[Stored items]
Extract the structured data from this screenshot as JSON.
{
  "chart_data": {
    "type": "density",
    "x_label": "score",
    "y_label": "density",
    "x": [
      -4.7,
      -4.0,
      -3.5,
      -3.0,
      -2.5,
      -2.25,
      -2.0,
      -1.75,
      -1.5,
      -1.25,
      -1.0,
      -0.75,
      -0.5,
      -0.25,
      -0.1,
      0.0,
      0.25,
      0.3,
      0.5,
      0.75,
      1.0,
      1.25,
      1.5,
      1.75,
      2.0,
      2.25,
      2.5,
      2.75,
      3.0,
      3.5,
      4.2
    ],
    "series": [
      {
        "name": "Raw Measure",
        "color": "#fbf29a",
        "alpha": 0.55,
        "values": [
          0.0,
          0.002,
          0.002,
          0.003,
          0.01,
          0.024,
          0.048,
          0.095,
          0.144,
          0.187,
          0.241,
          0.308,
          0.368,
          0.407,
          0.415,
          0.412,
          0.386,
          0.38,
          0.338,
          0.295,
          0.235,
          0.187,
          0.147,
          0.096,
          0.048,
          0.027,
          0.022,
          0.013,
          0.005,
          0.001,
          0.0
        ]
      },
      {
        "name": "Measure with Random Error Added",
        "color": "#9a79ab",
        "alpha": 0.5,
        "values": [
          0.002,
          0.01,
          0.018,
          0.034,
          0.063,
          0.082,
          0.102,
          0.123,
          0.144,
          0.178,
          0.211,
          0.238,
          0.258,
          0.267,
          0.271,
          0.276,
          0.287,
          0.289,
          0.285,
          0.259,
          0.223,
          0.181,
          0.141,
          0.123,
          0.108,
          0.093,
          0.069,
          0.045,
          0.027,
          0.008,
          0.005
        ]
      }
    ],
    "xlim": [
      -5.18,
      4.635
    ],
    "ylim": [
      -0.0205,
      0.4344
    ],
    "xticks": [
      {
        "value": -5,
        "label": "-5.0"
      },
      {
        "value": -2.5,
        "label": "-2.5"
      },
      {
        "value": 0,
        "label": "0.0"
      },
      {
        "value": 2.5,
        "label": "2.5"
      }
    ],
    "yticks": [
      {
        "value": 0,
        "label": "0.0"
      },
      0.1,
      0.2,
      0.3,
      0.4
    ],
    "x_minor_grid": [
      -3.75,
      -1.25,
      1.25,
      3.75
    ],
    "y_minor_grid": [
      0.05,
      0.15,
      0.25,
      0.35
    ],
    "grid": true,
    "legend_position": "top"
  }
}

TASK TO COMPLETE ▸ The records above are to be copied in full, exactly as written.

THE RESPONSE ▸
Extract the structured data from this screenshot as JSON.
{
  "chart_data": {
    "type": "density",
    "x_label": "score",
    "y_label": "density",
    "x": [
      -4.7,
      -4.0,
      -3.5,
      -3.0,
      -2.5,
      -2.25,
      -2.0,
      -1.75,
      -1.5,
      -1.25,
      -1.0,
      -0.75,
      -0.5,
      -0.25,
      -0.1,
      0.0,
      0.25,
      0.3,
      0.5,
      0.75,
      1.0,
      1.25,
      1.5,
      1.75,
      2.0,
      2.25,
      2.5,
      2.75,
      3.0,
      3.5,
      4.2
    ],
    "series": [
      {
        "name": "Raw Measure",
        "color": "#fbf29a",
        "alpha": 0.55,
        "values": [
          0.0,
          0.002,
          0.002,
          0.003,
          0.01,
          0.024,
          0.048,
          0.095,
          0.144,
          0.187,
          0.241,
          0.308,
          0.368,
          0.407,
          0.415,
          0.412,
          0.386,
          0.38,
          0.338,
          0.295,
          0.235,
          0.187,
          0.147,
          0.096,
          0.048,
          0.027,
          0.022,
          0.013,
          0.005,
          0.001,
          0.0
        ]
      },
      {
        "name": "Measure with Random Error Added",
        "color": "#9a79ab",
        "alpha": 0.5,
        "values": [
          0.002,
          0.01,
          0.018,
          0.034,
          0.063,
          0.082,
          0.102,
          0.123,
          0.144,
          0.178,
          0.211,
          0.238,
          0.258,
          0.267,
          0.271,
          0.276,
          0.287,
          0.289,
          0.285,
          0.259,
          0.223,
          0.181,
          0.141,
          0.123,
          0.108,
          0.093,
          0.069,
          0.045,
          0.027,
          0.008,
          0.005
        ]
      }
    ],
    "xlim": [
      -5.18,
      4.635
    ],
    "ylim": [
      -0.0205,
      0.4344
    ],
    "xticks": [
      {
        "value": -5,
        "label": "-5.0"
      },
      {
        "value": -2.5,
        "label": "-2.5"
      },
      {
        "value": 0,
        "label": "0.0"
      },
      {
        "value": 2.5,
        "label": "2.5"
      }
    ],
    "yticks": [
      {
        "value": 0,
        "label": "0.0"
      },
      0.1,
      0.2,
      0.3,
      0.4
    ],
    "x_minor_grid": [
      -3.75,
      -1.25,
      1.25,
      3.75
    ],
    "y_minor_grid": [
      0.05,
      0.15,
      0.25,
      0.35
    ],
    "grid": true,
    "legend_position": "top"
  }
}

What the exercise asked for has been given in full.